GIVEN EXERCISE: Quote the full listing word for word.

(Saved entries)
+++++

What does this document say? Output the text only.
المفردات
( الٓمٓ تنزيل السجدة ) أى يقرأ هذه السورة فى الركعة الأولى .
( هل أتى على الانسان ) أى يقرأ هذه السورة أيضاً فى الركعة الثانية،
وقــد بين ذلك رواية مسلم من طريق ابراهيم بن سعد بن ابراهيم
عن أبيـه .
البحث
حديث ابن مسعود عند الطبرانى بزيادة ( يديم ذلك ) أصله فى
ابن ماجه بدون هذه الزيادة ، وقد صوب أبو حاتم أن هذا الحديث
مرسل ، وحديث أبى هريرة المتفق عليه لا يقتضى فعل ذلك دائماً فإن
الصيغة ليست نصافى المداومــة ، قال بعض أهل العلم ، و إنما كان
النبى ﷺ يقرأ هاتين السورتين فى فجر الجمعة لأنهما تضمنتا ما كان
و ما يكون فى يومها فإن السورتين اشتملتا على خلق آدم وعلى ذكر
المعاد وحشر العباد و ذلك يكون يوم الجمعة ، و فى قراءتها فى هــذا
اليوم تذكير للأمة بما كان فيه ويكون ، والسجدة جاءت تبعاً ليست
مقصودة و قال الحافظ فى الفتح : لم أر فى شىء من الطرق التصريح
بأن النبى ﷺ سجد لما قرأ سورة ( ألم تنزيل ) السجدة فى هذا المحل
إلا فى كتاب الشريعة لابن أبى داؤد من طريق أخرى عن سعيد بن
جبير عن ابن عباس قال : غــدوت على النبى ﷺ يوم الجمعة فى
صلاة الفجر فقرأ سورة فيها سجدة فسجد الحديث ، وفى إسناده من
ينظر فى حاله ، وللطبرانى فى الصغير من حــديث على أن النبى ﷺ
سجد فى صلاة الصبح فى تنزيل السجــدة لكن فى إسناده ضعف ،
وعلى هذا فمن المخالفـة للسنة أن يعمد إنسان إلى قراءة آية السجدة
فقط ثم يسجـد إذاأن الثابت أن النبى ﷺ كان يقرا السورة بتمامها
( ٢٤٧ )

+++++

EXERCISE ANSWER:
What does this document say? Output the text only.
المفردات
( الٓمٓ تنزيل السجدة ) أى يقرأ هذه السورة فى الركعة الأولى .
( هل أتى على الانسان ) أى يقرأ هذه السورة أيضاً فى الركعة الثانية،
وقــد بين ذلك رواية مسلم من طريق ابراهيم بن سعد بن ابراهيم
عن أبيـه .
البحث
حديث ابن مسعود عند الطبرانى بزيادة ( يديم ذلك ) أصله فى
ابن ماجه بدون هذه الزيادة ، وقد صوب أبو حاتم أن هذا الحديث
مرسل ، وحديث أبى هريرة المتفق عليه لا يقتضى فعل ذلك دائماً فإن
الصيغة ليست نصافى المداومــة ، قال بعض أهل العلم ، و إنما كان
النبى ﷺ يقرأ هاتين السورتين فى فجر الجمعة لأنهما تضمنتا ما كان
و ما يكون فى يومها فإن السورتين اشتملتا على خلق آدم وعلى ذكر
المعاد وحشر العباد و ذلك يكون يوم الجمعة ، و فى قراءتها فى هــذا
اليوم تذكير للأمة بما كان فيه ويكون ، والسجدة جاءت تبعاً ليست
مقصودة و قال الحافظ فى الفتح : لم أر فى شىء من الطرق التصريح
بأن النبى ﷺ سجد لما قرأ سورة ( ألم تنزيل ) السجدة فى هذا المحل
إلا فى كتاب الشريعة لابن أبى داؤد من طريق أخرى عن سعيد بن
جبير عن ابن عباس قال : غــدوت على النبى ﷺ يوم الجمعة فى
صلاة الفجر فقرأ سورة فيها سجدة فسجد الحديث ، وفى إسناده من
ينظر فى حاله ، وللطبرانى فى الصغير من حــديث على أن النبى ﷺ
سجد فى صلاة الصبح فى تنزيل السجــدة لكن فى إسناده ضعف ،
وعلى هذا فمن المخالفـة للسنة أن يعمد إنسان إلى قراءة آية السجدة
فقط ثم يسجـد إذاأن الثابت أن النبى ﷺ كان يقرا السورة بتمامها
( ٢٤٧ )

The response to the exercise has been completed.